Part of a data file

● ● ●

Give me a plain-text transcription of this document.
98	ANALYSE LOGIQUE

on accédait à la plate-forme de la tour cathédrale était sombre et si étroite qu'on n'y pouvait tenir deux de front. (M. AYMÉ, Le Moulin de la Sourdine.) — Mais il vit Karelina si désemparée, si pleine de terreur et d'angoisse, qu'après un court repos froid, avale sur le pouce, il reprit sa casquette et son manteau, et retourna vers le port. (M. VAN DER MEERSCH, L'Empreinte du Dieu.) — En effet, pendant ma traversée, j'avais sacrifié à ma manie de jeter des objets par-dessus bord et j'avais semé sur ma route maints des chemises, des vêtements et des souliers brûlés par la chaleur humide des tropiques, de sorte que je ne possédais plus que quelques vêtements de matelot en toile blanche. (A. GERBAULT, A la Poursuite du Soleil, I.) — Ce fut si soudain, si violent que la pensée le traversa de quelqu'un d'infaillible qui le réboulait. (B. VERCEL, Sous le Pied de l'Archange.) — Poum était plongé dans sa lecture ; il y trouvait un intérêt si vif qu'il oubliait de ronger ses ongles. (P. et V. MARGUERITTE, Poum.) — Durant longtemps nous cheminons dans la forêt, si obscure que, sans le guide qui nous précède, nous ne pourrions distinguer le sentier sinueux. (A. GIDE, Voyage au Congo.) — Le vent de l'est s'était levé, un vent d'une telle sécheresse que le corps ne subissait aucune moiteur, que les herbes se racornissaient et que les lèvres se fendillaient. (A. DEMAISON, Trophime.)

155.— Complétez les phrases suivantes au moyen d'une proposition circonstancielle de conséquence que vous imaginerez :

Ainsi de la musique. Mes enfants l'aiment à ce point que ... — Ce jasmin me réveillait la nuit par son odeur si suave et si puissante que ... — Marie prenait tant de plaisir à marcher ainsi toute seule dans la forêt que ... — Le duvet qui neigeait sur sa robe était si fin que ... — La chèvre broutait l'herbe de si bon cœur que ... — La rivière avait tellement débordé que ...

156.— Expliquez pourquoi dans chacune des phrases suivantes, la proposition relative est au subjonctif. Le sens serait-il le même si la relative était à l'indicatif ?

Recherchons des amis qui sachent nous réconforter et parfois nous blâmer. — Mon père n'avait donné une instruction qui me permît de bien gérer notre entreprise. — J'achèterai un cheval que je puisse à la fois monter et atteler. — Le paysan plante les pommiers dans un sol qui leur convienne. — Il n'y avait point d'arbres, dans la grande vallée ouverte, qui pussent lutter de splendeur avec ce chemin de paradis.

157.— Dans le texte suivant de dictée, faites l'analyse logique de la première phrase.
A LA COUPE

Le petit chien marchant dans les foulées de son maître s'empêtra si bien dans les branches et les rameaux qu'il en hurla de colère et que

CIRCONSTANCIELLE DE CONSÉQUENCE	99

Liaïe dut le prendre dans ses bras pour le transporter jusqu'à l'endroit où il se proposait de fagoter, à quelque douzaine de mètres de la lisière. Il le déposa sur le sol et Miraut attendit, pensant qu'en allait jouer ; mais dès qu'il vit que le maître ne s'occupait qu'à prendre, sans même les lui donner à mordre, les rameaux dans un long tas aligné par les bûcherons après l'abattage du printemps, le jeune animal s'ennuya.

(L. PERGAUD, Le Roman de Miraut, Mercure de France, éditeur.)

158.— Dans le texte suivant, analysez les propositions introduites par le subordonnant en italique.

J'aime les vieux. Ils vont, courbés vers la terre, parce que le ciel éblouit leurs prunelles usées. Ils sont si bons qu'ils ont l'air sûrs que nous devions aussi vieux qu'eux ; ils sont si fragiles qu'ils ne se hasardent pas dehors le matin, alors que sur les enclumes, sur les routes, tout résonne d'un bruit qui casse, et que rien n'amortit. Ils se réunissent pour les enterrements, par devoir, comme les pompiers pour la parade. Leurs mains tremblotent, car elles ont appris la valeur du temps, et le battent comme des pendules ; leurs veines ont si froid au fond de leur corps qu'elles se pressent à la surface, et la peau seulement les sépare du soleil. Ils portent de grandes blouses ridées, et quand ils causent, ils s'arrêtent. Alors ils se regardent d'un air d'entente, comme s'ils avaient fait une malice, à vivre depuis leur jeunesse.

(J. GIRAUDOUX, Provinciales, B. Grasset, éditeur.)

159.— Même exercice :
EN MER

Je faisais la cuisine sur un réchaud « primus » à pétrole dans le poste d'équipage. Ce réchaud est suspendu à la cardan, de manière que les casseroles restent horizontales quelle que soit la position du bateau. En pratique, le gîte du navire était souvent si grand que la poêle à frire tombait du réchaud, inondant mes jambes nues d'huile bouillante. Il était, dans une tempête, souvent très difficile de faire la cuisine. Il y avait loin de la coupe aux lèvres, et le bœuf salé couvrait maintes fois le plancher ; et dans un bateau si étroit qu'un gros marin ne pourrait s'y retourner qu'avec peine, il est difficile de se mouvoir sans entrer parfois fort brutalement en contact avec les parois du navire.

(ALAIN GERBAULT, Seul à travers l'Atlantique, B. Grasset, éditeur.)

● ● ●

## TASK STATEMENT
All of the entries need to be reproduced exactly; please write them out.

## FINISHED TASK
Give me a plain-text transcription of this document.
98	ANALYSE LOGIQUE

on accédait à la plate-forme de la tour cathédrale était sombre et si étroite qu'on n'y pouvait tenir deux de front. (M. AYMÉ, Le Moulin de la Sourdine.) — Mais il vit Karelina si désemparée, si pleine de terreur et d'angoisse, qu'après un court repos froid, avale sur le pouce, il reprit sa casquette et son manteau, et retourna vers le port. (M. VAN DER MEERSCH, L'Empreinte du Dieu.) — En effet, pendant ma traversée, j'avais sacrifié à ma manie de jeter des objets par-dessus bord et j'avais semé sur ma route maints des chemises, des vêtements et des souliers brûlés par la chaleur humide des tropiques, de sorte que je ne possédais plus que quelques vêtements de matelot en toile blanche. (A. GERBAULT, A la Poursuite du Soleil, I.) — Ce fut si soudain, si violent que la pensée le traversa de quelqu'un d'infaillible qui le réboulait. (B. VERCEL, Sous le Pied de l'Archange.) — Poum était plongé dans sa lecture ; il y trouvait un intérêt si vif qu'il oubliait de ronger ses ongles. (P. et V. MARGUERITTE, Poum.) — Durant longtemps nous cheminons dans la forêt, si obscure que, sans le guide qui nous précède, nous ne pourrions distinguer le sentier sinueux. (A. GIDE, Voyage au Congo.) — Le vent de l'est s'était levé, un vent d'une telle sécheresse que le corps ne subissait aucune moiteur, que les herbes se racornissaient et que les lèvres se fendillaient. (A. DEMAISON, Trophime.)

155.— Complétez les phrases suivantes au moyen d'une proposition circonstancielle de conséquence que vous imaginerez :

Ainsi de la musique. Mes enfants l'aiment à ce point que ... — Ce jasmin me réveillait la nuit par son odeur si suave et si puissante que ... — Marie prenait tant de plaisir à marcher ainsi toute seule dans la forêt que ... — Le duvet qui neigeait sur sa robe était si fin que ... — La chèvre broutait l'herbe de si bon cœur que ... — La rivière avait tellement débordé que ...

156.— Expliquez pourquoi dans chacune des phrases suivantes, la proposition relative est au subjonctif. Le sens serait-il le même si la relative était à l'indicatif ?

Recherchons des amis qui sachent nous réconforter et parfois nous blâmer. — Mon père n'avait donné une instruction qui me permît de bien gérer notre entreprise. — J'achèterai un cheval que je puisse à la fois monter et atteler. — Le paysan plante les pommiers dans un sol qui leur convienne. — Il n'y avait point d'arbres, dans la grande vallée ouverte, qui pussent lutter de splendeur avec ce chemin de paradis.

157.— Dans le texte suivant de dictée, faites l'analyse logique de la première phrase.
A LA COUPE

Le petit chien marchant dans les foulées de son maître s'empêtra si bien dans les branches et les rameaux qu'il en hurla de colère et que

CIRCONSTANCIELLE DE CONSÉQUENCE	99

Liaïe dut le prendre dans ses bras pour le transporter jusqu'à l'endroit où il se proposait de fagoter, à quelque douzaine de mètres de la lisière. Il le déposa sur le sol et Miraut attendit, pensant qu'en allait jouer ; mais dès qu'il vit que le maître ne s'occupait qu'à prendre, sans même les lui donner à mordre, les rameaux dans un long tas aligné par les bûcherons après l'abattage du printemps, le jeune animal s'ennuya.

(L. PERGAUD, Le Roman de Miraut, Mercure de France, éditeur.)

158.— Dans le texte suivant, analysez les propositions introduites par le subordonnant en italique.

J'aime les vieux. Ils vont, courbés vers la terre, parce que le ciel éblouit leurs prunelles usées. Ils sont si bons qu'ils ont l'air sûrs que nous devions aussi vieux qu'eux ; ils sont si fragiles qu'ils ne se hasardent pas dehors le matin, alors que sur les enclumes, sur les routes, tout résonne d'un bruit qui casse, et que rien n'amortit. Ils se réunissent pour les enterrements, par devoir, comme les pompiers pour la parade. Leurs mains tremblotent, car elles ont appris la valeur du temps, et le battent comme des pendules ; leurs veines ont si froid au fond de leur corps qu'elles se pressent à la surface, et la peau seulement les sépare du soleil. Ils portent de grandes blouses ridées, et quand ils causent, ils s'arrêtent. Alors ils se regardent d'un air d'entente, comme s'ils avaient fait une malice, à vivre depuis leur jeunesse.

(J. GIRAUDOUX, Provinciales, B. Grasset, éditeur.)

159.— Même exercice :
EN MER

Je faisais la cuisine sur un réchaud « primus » à pétrole dans le poste d'équipage. Ce réchaud est suspendu à la cardan, de manière que les casseroles restent horizontales quelle que soit la position du bateau. En pratique, le gîte du navire était souvent si grand que la poêle à frire tombait du réchaud, inondant mes jambes nues d'huile bouillante. Il était, dans une tempête, souvent très difficile de faire la cuisine. Il y avait loin de la coupe aux lèvres, et le bœuf salé couvrait maintes fois le plancher ; et dans un bateau si étroit qu'un gros marin ne pourrait s'y retourner qu'avec peine, il est difficile de se mouvoir sans entrer parfois fort brutalement en contact avec les parois du navire.

(ALAIN GERBAULT, Seul à travers l'Atlantique, B. Grasset, éditeur.)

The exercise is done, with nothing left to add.